» **Task to carry out**
Output the records. Match them exactly.

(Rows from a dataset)
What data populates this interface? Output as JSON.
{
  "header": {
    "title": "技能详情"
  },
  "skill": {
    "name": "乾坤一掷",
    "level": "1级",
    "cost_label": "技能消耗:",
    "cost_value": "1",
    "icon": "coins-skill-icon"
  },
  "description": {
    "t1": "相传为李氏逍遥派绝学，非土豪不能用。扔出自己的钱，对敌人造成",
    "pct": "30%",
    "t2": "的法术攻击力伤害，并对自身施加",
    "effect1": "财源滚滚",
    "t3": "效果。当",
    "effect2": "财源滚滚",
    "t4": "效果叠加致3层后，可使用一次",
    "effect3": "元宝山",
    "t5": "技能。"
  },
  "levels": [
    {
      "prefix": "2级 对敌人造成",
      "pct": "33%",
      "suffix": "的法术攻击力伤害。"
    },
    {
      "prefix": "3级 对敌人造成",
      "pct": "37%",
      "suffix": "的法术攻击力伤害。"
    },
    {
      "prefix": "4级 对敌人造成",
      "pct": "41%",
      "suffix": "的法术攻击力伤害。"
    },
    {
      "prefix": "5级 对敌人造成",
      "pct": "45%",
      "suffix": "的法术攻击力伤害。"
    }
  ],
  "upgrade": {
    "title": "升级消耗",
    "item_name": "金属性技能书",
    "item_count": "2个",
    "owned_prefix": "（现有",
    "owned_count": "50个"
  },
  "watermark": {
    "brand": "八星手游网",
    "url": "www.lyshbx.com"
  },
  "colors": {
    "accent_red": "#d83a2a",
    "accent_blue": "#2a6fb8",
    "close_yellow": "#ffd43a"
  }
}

» **Written solution**
What data populates this interface? Output as JSON.
{
  "header": {
    "title": "技能详情"
  },
  "skill": {
    "name": "乾坤一掷",
    "level": "1级",
    "cost_label": "技能消耗:",
    "cost_value": "1",
    "icon": "coins-skill-icon"
  },
  "description": {
    "t1": "相传为李氏逍遥派绝学，非土豪不能用。扔出自己的钱，对敌人造成",
    "pct": "30%",
    "t2": "的法术攻击力伤害，并对自身施加",
    "effect1": "财源滚滚",
    "t3": "效果。当",
    "effect2": "财源滚滚",
    "t4": "效果叠加致3层后，可使用一次",
    "effect3": "元宝山",
    "t5": "技能。"
  },
  "levels": [
    {
      "prefix": "2级 对敌人造成",
      "pct": "33%",
      "suffix": "的法术攻击力伤害。"
    },
    {
      "prefix": "3级 对敌人造成",
      "pct": "37%",
      "suffix": "的法术攻击力伤害。"
    },
    {
      "prefix": "4级 对敌人造成",
      "pct": "41%",
      "suffix": "的法术攻击力伤害。"
    },
    {
      "prefix": "5级 对敌人造成",
      "pct": "45%",
      "suffix": "的法术攻击力伤害。"
    }
  ],
  "upgrade": {
    "title": "升级消耗",
    "item_name": "金属性技能书",
    "item_count": "2个",
    "owned_prefix": "（现有",
    "owned_count": "50个"
  },
  "watermark": {
    "brand": "八星手游网",
    "url": "www.lyshbx.com"
  },
  "colors": {
    "accent_red": "#d83a2a",
    "accent_blue": "#2a6fb8",
    "close_yellow": "#ffd43a"
  }
}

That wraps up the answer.